## Work to do:
Repeat the data word for word. Do not include the pictures.

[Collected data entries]

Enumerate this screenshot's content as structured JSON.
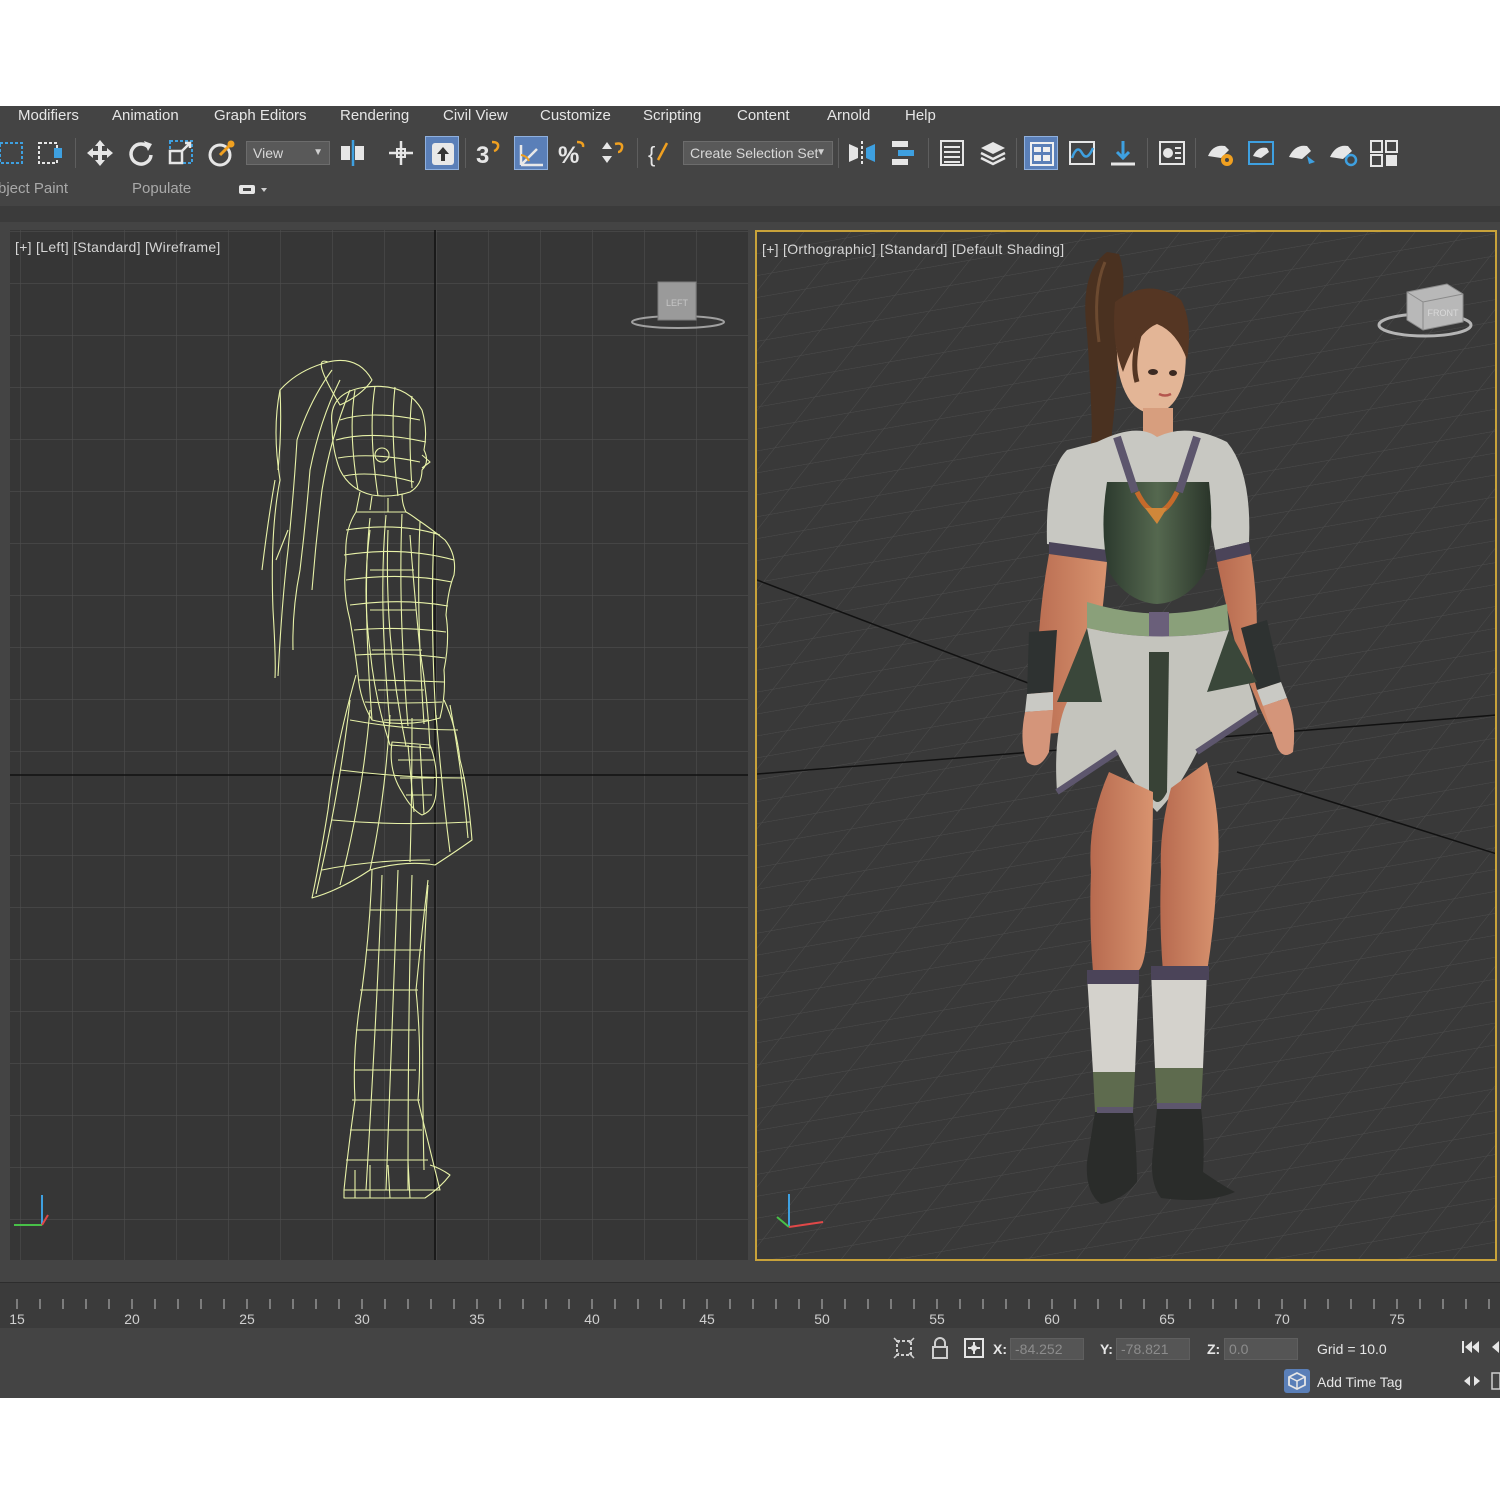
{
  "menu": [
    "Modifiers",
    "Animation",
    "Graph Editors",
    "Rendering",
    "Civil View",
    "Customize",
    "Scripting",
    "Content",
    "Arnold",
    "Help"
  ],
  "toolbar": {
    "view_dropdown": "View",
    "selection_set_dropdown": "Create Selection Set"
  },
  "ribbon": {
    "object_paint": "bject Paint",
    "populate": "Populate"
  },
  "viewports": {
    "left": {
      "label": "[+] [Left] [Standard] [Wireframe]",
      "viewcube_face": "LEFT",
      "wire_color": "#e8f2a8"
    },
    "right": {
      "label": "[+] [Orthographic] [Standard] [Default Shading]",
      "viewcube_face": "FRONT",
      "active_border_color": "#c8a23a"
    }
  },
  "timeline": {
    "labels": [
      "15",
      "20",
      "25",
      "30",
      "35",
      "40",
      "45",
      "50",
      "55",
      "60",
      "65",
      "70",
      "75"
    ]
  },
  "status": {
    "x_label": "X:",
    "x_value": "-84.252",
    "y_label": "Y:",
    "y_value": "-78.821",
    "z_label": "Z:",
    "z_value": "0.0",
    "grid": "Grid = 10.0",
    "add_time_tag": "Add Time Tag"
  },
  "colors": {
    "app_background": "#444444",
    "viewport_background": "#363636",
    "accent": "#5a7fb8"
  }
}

## Result:
Enumerate this screenshot's content as structured JSON.
{
  "menu": [
    "Modifiers",
    "Animation",
    "Graph Editors",
    "Rendering",
    "Civil View",
    "Customize",
    "Scripting",
    "Content",
    "Arnold",
    "Help"
  ],
  "toolbar": {
    "view_dropdown": "View",
    "selection_set_dropdown": "Create Selection Set"
  },
  "ribbon": {
    "object_paint": "bject Paint",
    "populate": "Populate"
  },
  "viewports": {
    "left": {
      "label": "[+] [Left] [Standard] [Wireframe]",
      "viewcube_face": "LEFT",
      "wire_color": "#e8f2a8"
    },
    "right": {
      "label": "[+] [Orthographic] [Standard] [Default Shading]",
      "viewcube_face": "FRONT",
      "active_border_color": "#c8a23a"
    }
  },
  "timeline": {
    "labels": [
      "15",
      "20",
      "25",
      "30",
      "35",
      "40",
      "45",
      "50",
      "55",
      "60",
      "65",
      "70",
      "75"
    ]
  },
  "status": {
    "x_label": "X:",
    "x_value": "-84.252",
    "y_label": "Y:",
    "y_value": "-78.821",
    "z_label": "Z:",
    "z_value": "0.0",
    "grid": "Grid = 10.0",
    "add_time_tag": "Add Time Tag"
  },
  "colors": {
    "app_background": "#444444",
    "viewport_background": "#363636",
    "accent": "#5a7fb8"
  }
}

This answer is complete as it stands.